(Data records)

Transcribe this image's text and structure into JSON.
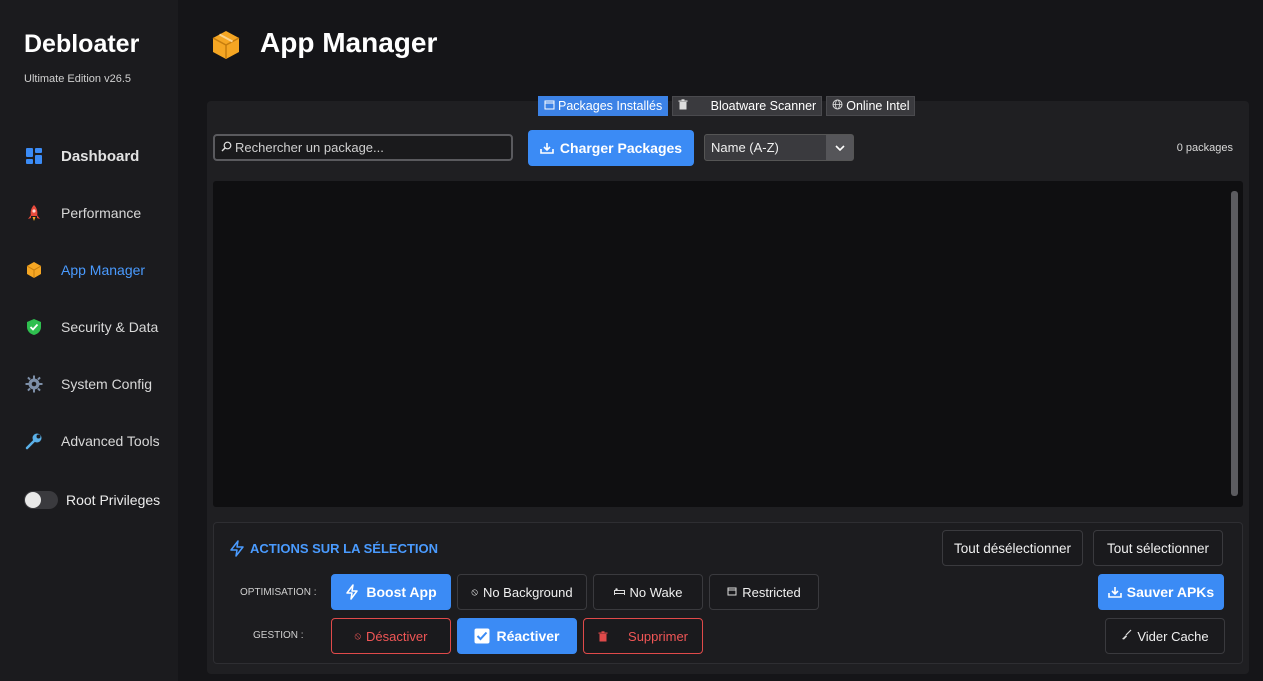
{
  "app": {
    "name": "Debloater",
    "edition": "Ultimate Edition v26.5"
  },
  "sidebar": {
    "items": [
      {
        "label": "Dashboard",
        "icon": "dashboard-grid-icon"
      },
      {
        "label": "Performance",
        "icon": "rocket-icon"
      },
      {
        "label": "App Manager",
        "icon": "package-box-icon",
        "active": true
      },
      {
        "label": "Security & Data",
        "icon": "shield-check-icon"
      },
      {
        "label": "System Config",
        "icon": "gear-icon"
      },
      {
        "label": "Advanced Tools",
        "icon": "wrench-icon"
      }
    ],
    "root_toggle": {
      "label": "Root Privileges",
      "enabled": false
    }
  },
  "header": {
    "title": "App Manager",
    "icon": "package-box-icon"
  },
  "tabs": [
    {
      "label": "Packages Installés",
      "icon": "package-icon",
      "active": true
    },
    {
      "label": "Bloatware Scanner",
      "icon": "trash-icon"
    },
    {
      "label": "Online Intel",
      "icon": "globe-icon"
    }
  ],
  "toolbar": {
    "search_placeholder": "Rechercher un package...",
    "load_label": "Charger Packages",
    "sort_value": "Name (A-Z)",
    "package_count": "0 packages"
  },
  "actions": {
    "title": "ACTIONS SUR LA SÉLECTION",
    "deselect_all": "Tout désélectionner",
    "select_all": "Tout sélectionner",
    "optimisation_label": "OPTIMISATION :",
    "gestion_label": "GESTION :",
    "boost_app": "Boost App",
    "no_background": "No Background",
    "no_wake": "No Wake",
    "restricted": "Restricted",
    "save_apks": "Sauver APKs",
    "disable": "Désactiver",
    "reenable": "Réactiver",
    "delete": "Supprimer",
    "clear_cache": "Vider Cache"
  },
  "colors": {
    "accent": "#3b8bf5",
    "danger": "#e04a4a",
    "background": "#151518",
    "sidebar": "#1b1b1e"
  }
}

> [Short task]: Repeat the data exactly, without the pictures.

> [Result]:
Transcribe this image's text and structure into JSON.
{
  "app": {
    "name": "Debloater",
    "edition": "Ultimate Edition v26.5"
  },
  "sidebar": {
    "items": [
      {
        "label": "Dashboard",
        "icon": "dashboard-grid-icon"
      },
      {
        "label": "Performance",
        "icon": "rocket-icon"
      },
      {
        "label": "App Manager",
        "icon": "package-box-icon",
        "active": true
      },
      {
        "label": "Security & Data",
        "icon": "shield-check-icon"
      },
      {
        "label": "System Config",
        "icon": "gear-icon"
      },
      {
        "label": "Advanced Tools",
        "icon": "wrench-icon"
      }
    ],
    "root_toggle": {
      "label": "Root Privileges",
      "enabled": false
    }
  },
  "header": {
    "title": "App Manager",
    "icon": "package-box-icon"
  },
  "tabs": [
    {
      "label": "Packages Installés",
      "icon": "package-icon",
      "active": true
    },
    {
      "label": "Bloatware Scanner",
      "icon": "trash-icon"
    },
    {
      "label": "Online Intel",
      "icon": "globe-icon"
    }
  ],
  "toolbar": {
    "search_placeholder": "Rechercher un package...",
    "load_label": "Charger Packages",
    "sort_value": "Name (A-Z)",
    "package_count": "0 packages"
  },
  "actions": {
    "title": "ACTIONS SUR LA SÉLECTION",
    "deselect_all": "Tout désélectionner",
    "select_all": "Tout sélectionner",
    "optimisation_label": "OPTIMISATION :",
    "gestion_label": "GESTION :",
    "boost_app": "Boost App",
    "no_background": "No Background",
    "no_wake": "No Wake",
    "restricted": "Restricted",
    "save_apks": "Sauver APKs",
    "disable": "Désactiver",
    "reenable": "Réactiver",
    "delete": "Supprimer",
    "clear_cache": "Vider Cache"
  },
  "colors": {
    "accent": "#3b8bf5",
    "danger": "#e04a4a",
    "background": "#151518",
    "sidebar": "#1b1b1e"
  }
}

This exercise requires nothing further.